(Directions):
Retype each line exactly. Skip images.

(Material for this exercise):

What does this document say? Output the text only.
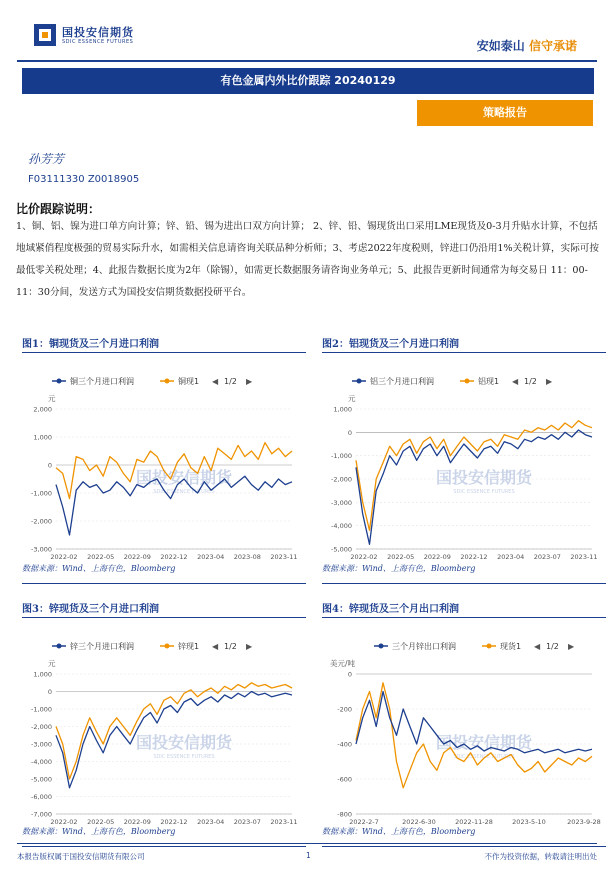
国投安信期货
SDIC ESSENCE FUTURES	安如泰山 信守承诺
有色金属内外比价跟踪 20240129
策略报告
孙芳芳
F03111330 Z0018905
比价跟踪说明：
1、铜、铝、镍为进口单方向计算；锌、铅、锡为进出口双方向计算； 2、锌、铅、锡现货出口采用LME现货及0-3月升贴水计算，不包括地域紧俏程度极强的贸易实际升水，如需相关信息请咨询关联品种分析师；3、考虑2022年度税则，锌进口仍沿用1%关税计算，实际可按最低零关税处理；4、此报告数据长度为2年（除锡），如需更长数据服务请咨询业务单元；5、此报告更新时间通常为每交易日 11：00-11：30分间，发送方式为国投安信期货数据投研平台。
图1：铜现货及三个月进口利润
铜三个月进口利润	铜现1 ◀ 1/2 ▶
元
国投安信期货
SDIC ESSENCE FUTURES
2,000
1,000
0
-1,000
-2,000
-3,000
2022-02 2022-05 2022-09 2022-12 2023-04 2023-08 2023-11
数据来源：Wind、上海有色，Bloomberg
图2：铝现货及三个月进口利润
铝三个月进口利润	铝现1 ◀ 1/2 ▶
元
国投安信期货
SDIC ESSENCE FUTURES
1,000
0
-1,000
-2,000
-3,000
-4,000
-5,000
2022-02 2022-05 2022-09 2022-12 2023-04 2023-07 2023-11
数据来源：Wind、上海有色，Bloomberg
图3：锌现货及三个月进口利润
锌三个月进口利润	锌现1 ◀ 1/2 ▶
元
国投安信期货
SDIC ESSENCE FUTURES
1,000
0
-1,000
-2,000
-3,000
-4,000
-5,000
-6,000
-7,000
2022-02 2022-05 2022-09 2022-12 2023-04 2023-07 2023-11
数据来源：Wind、上海有色，Bloomberg
图4：锌现货及三个月出口利润
三个月锌出口利润	现货1 ◀ 1/2 ▶
美元/吨
国投安信期货
SDIC ESSENCE FUTURES
0
-200
-400
-600
-800
2022-2-7	2022-6-30	2022-11-28	2023-5-10	2023-9-28
数据来源：Wind、上海有色，Bloomberg
本报告版权属于国投安信期货有限公司	1	不作为投资依据，转载请注明出处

(Result below):
What does this document say? Output the text only.
国投安信期货
SDIC ESSENCE FUTURES	安如泰山 信守承诺
有色金属内外比价跟踪 20240129
策略报告
孙芳芳
F03111330 Z0018905
比价跟踪说明：
1、铜、铝、镍为进口单方向计算；锌、铅、锡为进出口双方向计算； 2、锌、铅、锡现货出口采用LME现货及0-3月升贴水计算，不包括地域紧俏程度极强的贸易实际升水，如需相关信息请咨询关联品种分析师；3、考虑2022年度税则，锌进口仍沿用1%关税计算，实际可按最低零关税处理；4、此报告数据长度为2年（除锡），如需更长数据服务请咨询业务单元；5、此报告更新时间通常为每交易日 11：00-11：30分间，发送方式为国投安信期货数据投研平台。
图1：铜现货及三个月进口利润
铜三个月进口利润	铜现1 ◀ 1/2 ▶
元
国投安信期货
SDIC ESSENCE FUTURES
2,000
1,000
0
-1,000
-2,000
-3,000
2022-02 2022-05 2022-09 2022-12 2023-04 2023-08 2023-11
数据来源：Wind、上海有色，Bloomberg
图2：铝现货及三个月进口利润
铝三个月进口利润	铝现1 ◀ 1/2 ▶
元
国投安信期货
SDIC ESSENCE FUTURES
1,000
0
-1,000
-2,000
-3,000
-4,000
-5,000
2022-02 2022-05 2022-09 2022-12 2023-04 2023-07 2023-11
数据来源：Wind、上海有色，Bloomberg
图3：锌现货及三个月进口利润
锌三个月进口利润	锌现1 ◀ 1/2 ▶
元
国投安信期货
SDIC ESSENCE FUTURES
1,000
0
-1,000
-2,000
-3,000
-4,000
-5,000
-6,000
-7,000
2022-02 2022-05 2022-09 2022-12 2023-04 2023-07 2023-11
数据来源：Wind、上海有色，Bloomberg
图4：锌现货及三个月出口利润
三个月锌出口利润	现货1 ◀ 1/2 ▶
美元/吨
国投安信期货
SDIC ESSENCE FUTURES
0
-200
-400
-600
-800
2022-2-7	2022-6-30	2022-11-28	2023-5-10	2023-9-28
数据来源：Wind、上海有色，Bloomberg
本报告版权属于国投安信期货有限公司	1	不作为投资依据，转载请注明出处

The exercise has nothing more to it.